(Extracted data entries)

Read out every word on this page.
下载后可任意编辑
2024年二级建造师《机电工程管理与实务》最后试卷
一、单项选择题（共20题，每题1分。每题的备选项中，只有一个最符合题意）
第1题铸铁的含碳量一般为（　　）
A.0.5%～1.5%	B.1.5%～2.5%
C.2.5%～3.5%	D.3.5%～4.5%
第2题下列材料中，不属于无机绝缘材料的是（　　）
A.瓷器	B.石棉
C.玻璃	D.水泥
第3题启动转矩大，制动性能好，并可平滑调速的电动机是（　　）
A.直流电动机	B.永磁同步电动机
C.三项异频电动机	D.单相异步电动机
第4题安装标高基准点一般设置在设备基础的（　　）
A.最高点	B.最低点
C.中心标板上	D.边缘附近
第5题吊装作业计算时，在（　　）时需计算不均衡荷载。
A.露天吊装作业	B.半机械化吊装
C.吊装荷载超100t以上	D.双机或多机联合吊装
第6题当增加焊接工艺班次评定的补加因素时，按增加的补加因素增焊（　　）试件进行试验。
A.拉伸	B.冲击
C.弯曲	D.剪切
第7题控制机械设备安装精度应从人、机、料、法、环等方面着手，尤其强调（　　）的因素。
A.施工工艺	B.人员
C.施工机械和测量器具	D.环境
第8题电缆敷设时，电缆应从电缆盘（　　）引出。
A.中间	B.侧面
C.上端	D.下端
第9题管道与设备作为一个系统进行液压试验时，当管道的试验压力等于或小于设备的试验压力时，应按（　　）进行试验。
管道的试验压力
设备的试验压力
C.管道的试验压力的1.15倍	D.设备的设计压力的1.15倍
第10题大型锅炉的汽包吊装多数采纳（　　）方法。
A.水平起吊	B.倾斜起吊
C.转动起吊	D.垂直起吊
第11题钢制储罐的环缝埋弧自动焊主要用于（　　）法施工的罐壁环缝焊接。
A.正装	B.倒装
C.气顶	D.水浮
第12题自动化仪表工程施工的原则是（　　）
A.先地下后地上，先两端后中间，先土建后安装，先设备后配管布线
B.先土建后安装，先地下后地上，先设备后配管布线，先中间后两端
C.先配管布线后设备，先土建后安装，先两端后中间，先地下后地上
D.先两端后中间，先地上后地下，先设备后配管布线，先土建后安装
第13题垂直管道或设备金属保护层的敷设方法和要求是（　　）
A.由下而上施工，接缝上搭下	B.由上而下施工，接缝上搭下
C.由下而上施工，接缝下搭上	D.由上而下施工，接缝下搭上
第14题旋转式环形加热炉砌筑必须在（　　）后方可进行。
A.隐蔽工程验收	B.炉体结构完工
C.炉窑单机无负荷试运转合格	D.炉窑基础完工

_TASK INSTRUCTIONS_
Set down the material above again, word for word.

_SOLUTION FOR THIS PROBLEM_
Read out every word on this page.
下载后可任意编辑
2024年二级建造师《机电工程管理与实务》最后试卷
一、单项选择题（共20题，每题1分。每题的备选项中，只有一个最符合题意）
第1题铸铁的含碳量一般为（　　）
A.0.5%～1.5%	B.1.5%～2.5%
C.2.5%～3.5%	D.3.5%～4.5%
第2题下列材料中，不属于无机绝缘材料的是（　　）
A.瓷器	B.石棉
C.玻璃	D.水泥
第3题启动转矩大，制动性能好，并可平滑调速的电动机是（　　）
A.直流电动机	B.永磁同步电动机
C.三项异频电动机	D.单相异步电动机
第4题安装标高基准点一般设置在设备基础的（　　）
A.最高点	B.最低点
C.中心标板上	D.边缘附近
第5题吊装作业计算时，在（　　）时需计算不均衡荷载。
A.露天吊装作业	B.半机械化吊装
C.吊装荷载超100t以上	D.双机或多机联合吊装
第6题当增加焊接工艺班次评定的补加因素时，按增加的补加因素增焊（　　）试件进行试验。
A.拉伸	B.冲击
C.弯曲	D.剪切
第7题控制机械设备安装精度应从人、机、料、法、环等方面着手，尤其强调（　　）的因素。
A.施工工艺	B.人员
C.施工机械和测量器具	D.环境
第8题电缆敷设时，电缆应从电缆盘（　　）引出。
A.中间	B.侧面
C.上端	D.下端
第9题管道与设备作为一个系统进行液压试验时，当管道的试验压力等于或小于设备的试验压力时，应按（　　）进行试验。
管道的试验压力
设备的试验压力
C.管道的试验压力的1.15倍	D.设备的设计压力的1.15倍
第10题大型锅炉的汽包吊装多数采纳（　　）方法。
A.水平起吊	B.倾斜起吊
C.转动起吊	D.垂直起吊
第11题钢制储罐的环缝埋弧自动焊主要用于（　　）法施工的罐壁环缝焊接。
A.正装	B.倒装
C.气顶	D.水浮
第12题自动化仪表工程施工的原则是（　　）
A.先地下后地上，先两端后中间，先土建后安装，先设备后配管布线
B.先土建后安装，先地下后地上，先设备后配管布线，先中间后两端
C.先配管布线后设备，先土建后安装，先两端后中间，先地下后地上
D.先两端后中间，先地上后地下，先设备后配管布线，先土建后安装
第13题垂直管道或设备金属保护层的敷设方法和要求是（　　）
A.由下而上施工，接缝上搭下	B.由上而下施工，接缝上搭下
C.由下而上施工，接缝下搭上	D.由上而下施工，接缝下搭上
第14题旋转式环形加热炉砌筑必须在（　　）后方可进行。
A.隐蔽工程验收	B.炉体结构完工
C.炉窑单机无负荷试运转合格	D.炉窑基础完工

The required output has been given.